* [Directions] Check each line for the string "What". Give only the count of lines that have it.

§ §

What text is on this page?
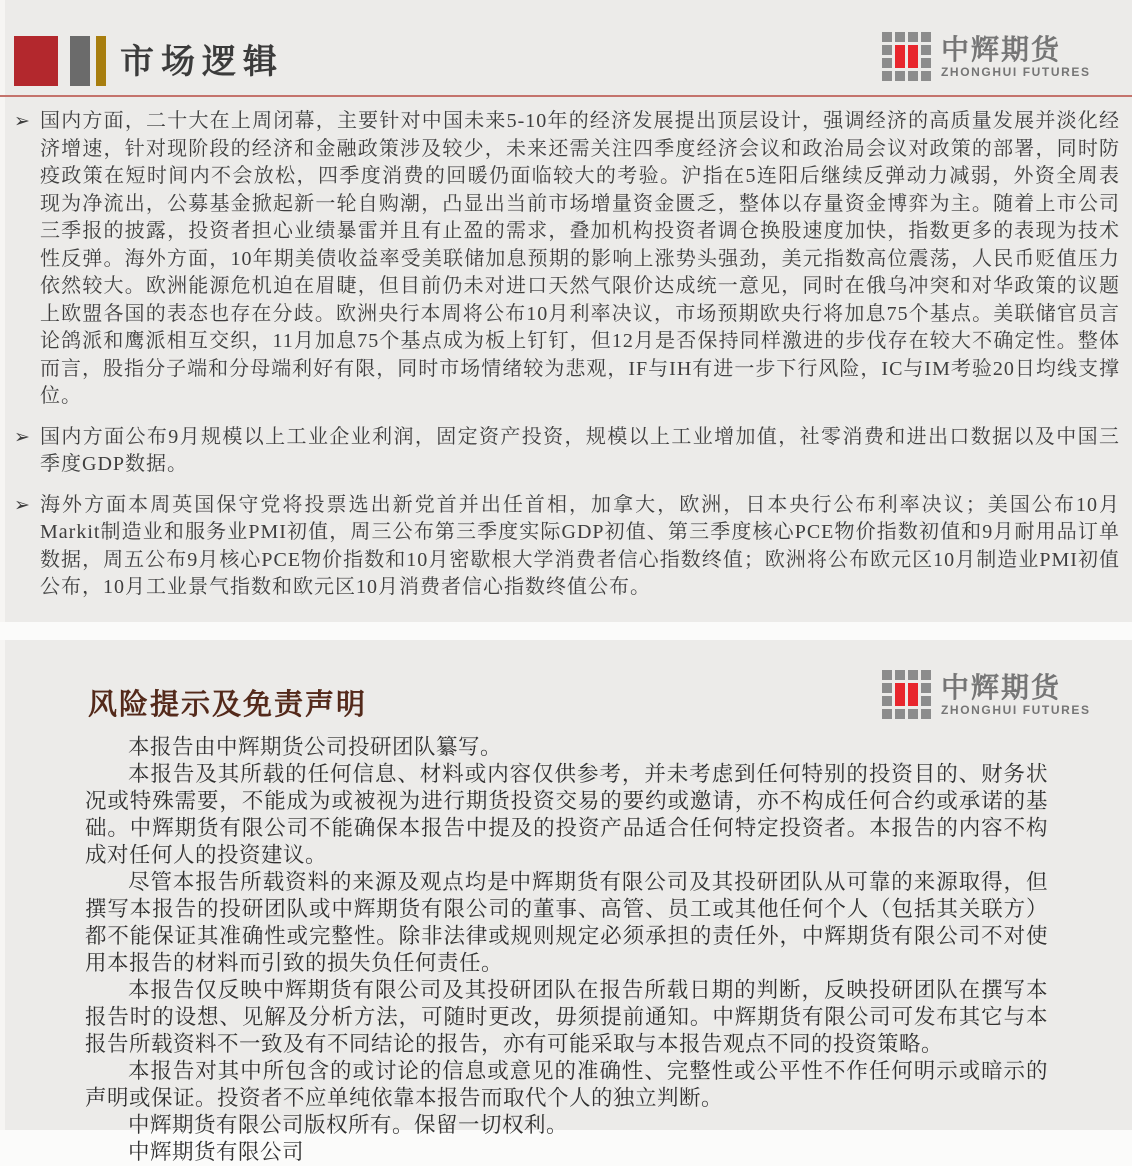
市场逻辑	中辉期货
ZHONGHUI FUTURES
➢ 国内方面，二十大在上周闭幕，主要针对中国未来5-10年的经济发展提出顶层设计，强调经济的高质量发展并淡化经济增速，针对现阶段的经济和金融政策涉及较少，未来还需关注四季度经济会议和政治局会议对政策的部署，同时防疫政策在短时间内不会放松，四季度消费的回暖仍面临较大的考验。沪指在5连阳后继续反弹动力减弱，外资全周表现为净流出，公募基金掀起新一轮自购潮，凸显出当前市场增量资金匮乏，整体以存量资金博弈为主。随着上市公司三季报的披露，投资者担心业绩暴雷并且有止盈的需求，叠加机构投资者调仓换股速度加快，指数更多的表现为技术性反弹。海外方面，10年期美债收益率受美联储加息预期的影响上涨势头强劲，美元指数高位震荡，人民币贬值压力依然较大。欧洲能源危机迫在眉睫，但目前仍未对进口天然气限价达成统一意见，同时在俄乌冲突和对华政策的议题上欧盟各国的表态也存在分歧。欧洲央行本周将公布10月利率决议，市场预期欧央行将加息75个基点。美联储官员言论鸽派和鹰派相互交织，11月加息75个基点成为板上钉钉，但12月是否保持同样激进的步伐存在较大不确定性。整体而言，股指分子端和分母端利好有限，同时市场情绪较为悲观，IF与IH有进一步下行风险，IC与IM考验20日均线支撑位。
➢ 国内方面公布9月规模以上工业企业利润，固定资产投资，规模以上工业增加值，社零消费和进出口数据以及中国三季度GDP数据。
➢ 海外方面本周英国保守党将投票选出新党首并出任首相，加拿大，欧洲，日本央行公布利率决议；美国公布10月Markit制造业和服务业PMI初值，周三公布第三季度实际GDP初值、第三季度核心PCE物价指数初值和9月耐用品订单数据，周五公布9月核心PCE物价指数和10月密歇根大学消费者信心指数终值；欧洲将公布欧元区10月制造业PMI初值公布，10月工业景气指数和欧元区10月消费者信心指数终值公布。
中辉期货
ZHONGHUI FUTURES
风险提示及免责声明

本报告由中辉期货公司投研团队纂写。

本报告及其所载的任何信息、材料或内容仅供参考，并未考虑到任何特别的投资目的、财务状况或特殊需要，不能成为或被视为进行期货投资交易的要约或邀请，亦不构成任何合约或承诺的基础。中辉期货有限公司不能确保本报告中提及的投资产品适合任何特定投资者。本报告的内容不构成对任何人的投资建议。

尽管本报告所载资料的来源及观点均是中辉期货有限公司及其投研团队从可靠的来源取得，但撰写本报告的投研团队或中辉期货有限公司的董事、高管、员工或其他任何个人（包括其关联方）都不能保证其准确性或完整性。除非法律或规则规定必须承担的责任外，中辉期货有限公司不对使用本报告的材料而引致的损失负任何责任。

本报告仅反映中辉期货有限公司及其投研团队在报告所载日期的判断，反映投研团队在撰写本报告时的设想、见解及分析方法，可随时更改，毋须提前通知。中辉期货有限公司可发布其它与本报告所载资料不一致及有不同结论的报告，亦有可能采取与本报告观点不同的投资策略。

本报告对其中所包含的或讨论的信息或意见的准确性、完整性或公平性不作任何明示或暗示的声明或保证。投资者不应单纯依靠本报告而取代个人的独立判断。

中辉期货有限公司版权所有。保留一切权利。

中辉期货有限公司
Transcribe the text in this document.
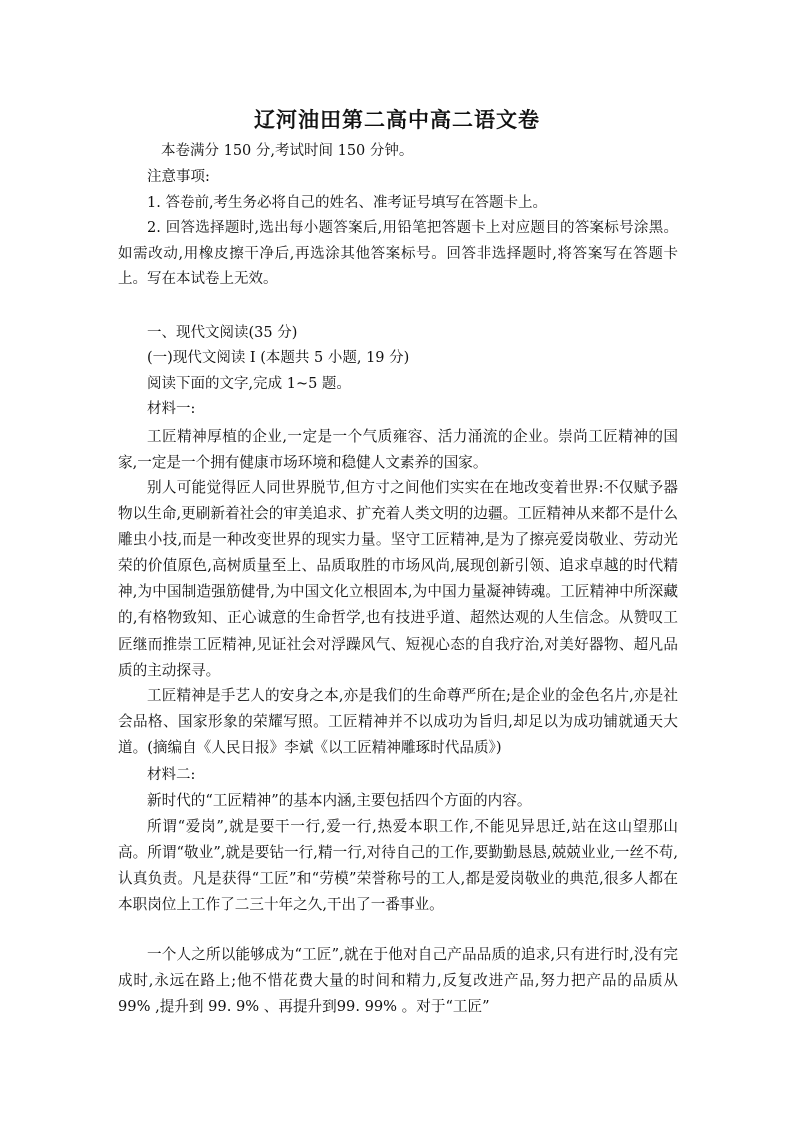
辽河油田第二高中高二语文卷

本卷满分 150 分,考试时间 150 分钟。

注意事项:

1. 答卷前,考生务必将自己的姓名、准考证号填写在答题卡上。

2. 回答选择题时,选出每小题答案后,用铅笔把答题卡上对应题目的答案标号涂黑。如需改动,用橡皮擦干净后,再选涂其他答案标号。回答非选择题时,将答案写在答题卡上。写在本试卷上无效。

一、现代文阅读(35 分)

(一)现代文阅读 Ⅰ (本题共 5 小题, 19 分)

阅读下面的文字,完成 1~5 题。

材料一:

工匠精神厚植的企业,一定是一个气质雍容、活力涌流的企业。崇尚工匠精神的国家,一定是一个拥有健康市场环境和稳健人文素养的国家。

别人可能觉得匠人同世界脱节,但方寸之间他们实实在在地改变着世界:不仅赋予器物以生命,更刷新着社会的审美追求、扩充着人类文明的边疆。工匠精神从来都不是什么雕虫小技,而是一种改变世界的现实力量。坚守工匠精神,是为了擦亮爱岗敬业、劳动光荣的价值原色,高树质量至上、品质取胜的市场风尚,展现创新引领、追求卓越的时代精神,为中国制造强筋健骨,为中国文化立根固本,为中国力量凝神铸魂。工匠精神中所深藏的,有格物致知、正心诚意的生命哲学,也有技进乎道、超然达观的人生信念。从赞叹工匠继而推崇工匠精神,见证社会对浮躁风气、短视心态的自我疗治,对美好器物、超凡品质的主动探寻。

工匠精神是手艺人的安身之本,亦是我们的生命尊严所在;是企业的金色名片,亦是社会品格、国家形象的荣耀写照。工匠精神并不以成功为旨归,却足以为成功铺就通天大道。(摘编自《人民日报》李斌《以工匠精神雕琢时代品质》)

材料二:

新时代的“工匠精神”的基本内涵,主要包括四个方面的内容。

所谓“爱岗”,就是要干一行,爱一行,热爱本职工作,不能见异思迁,站在这山望那山高。所谓“敬业”,就是要钻一行,精一行,对待自己的工作,要勤勤恳恳,兢兢业业,一丝不苟,认真负责。凡是获得“工匠”和“劳模”荣誉称号的工人,都是爱岗敬业的典范,很多人都在本职岗位上工作了二三十年之久,干出了一番事业。

一个人之所以能够成为“工匠”,就在于他对自己产品品质的追求,只有进行时,没有完成时,永远在路上;他不惜花费大量的时间和精力,反复改进产品,努力把产品的品质从 99% ,提升到 99. 9% 、再提升到99. 99% 。对于“工匠”
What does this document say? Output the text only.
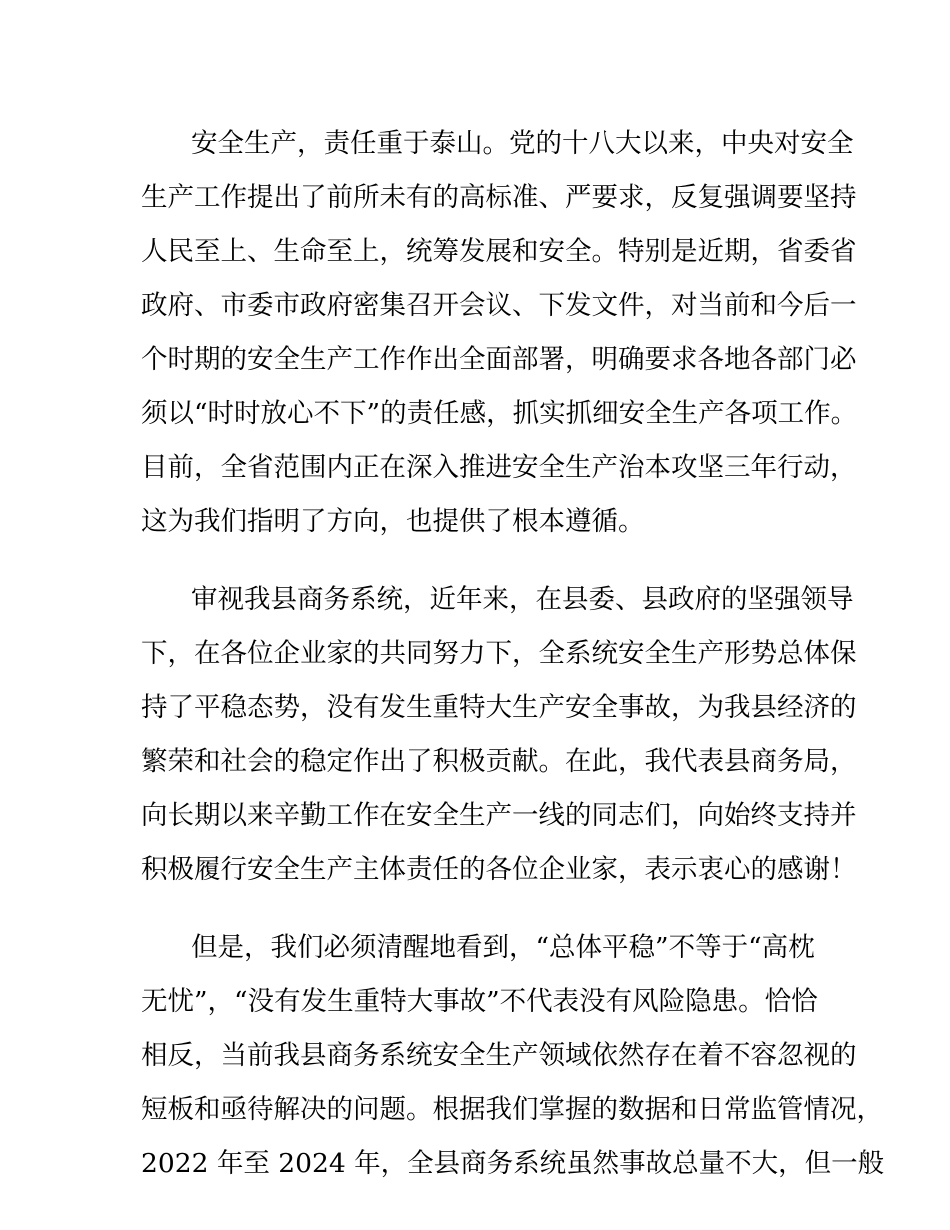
安全生产，责任重于泰山。党的十八大以来，中央对安全
生产工作提出了前所未有的高标准、严要求，反复强调要坚持
人民至上、生命至上，统筹发展和安全。特别是近期，省委省
政府、市委市政府密集召开会议、下发文件，对当前和今后一
个时期的安全生产工作作出全面部署，明确要求各地各部门必
须以“时时放心不下”的责任感，抓实抓细安全生产各项工作。
目前，全省范围内正在深入推进安全生产治本攻坚三年行动，
这为我们指明了方向，也提供了根本遵循。
审视我县商务系统，近年来，在县委、县政府的坚强领导
下，在各位企业家的共同努力下，全系统安全生产形势总体保
持了平稳态势，没有发生重特大生产安全事故，为我县经济的
繁荣和社会的稳定作出了积极贡献。在此，我代表县商务局，
向长期以来辛勤工作在安全生产一线的同志们，向始终支持并
积极履行安全生产主体责任的各位企业家，表示衷心的感谢！
但是，我们必须清醒地看到，“总体平稳”不等于“高枕
无忧”，“没有发生重特大事故”不代表没有风险隐患。恰恰
相反，当前我县商务系统安全生产领域依然存在着不容忽视的
短板和亟待解决的问题。根据我们掌握的数据和日常监管情况，
2022 年至 2024 年，全县商务系统虽然事故总量不大，但一般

§ §

* [Problem solution] 2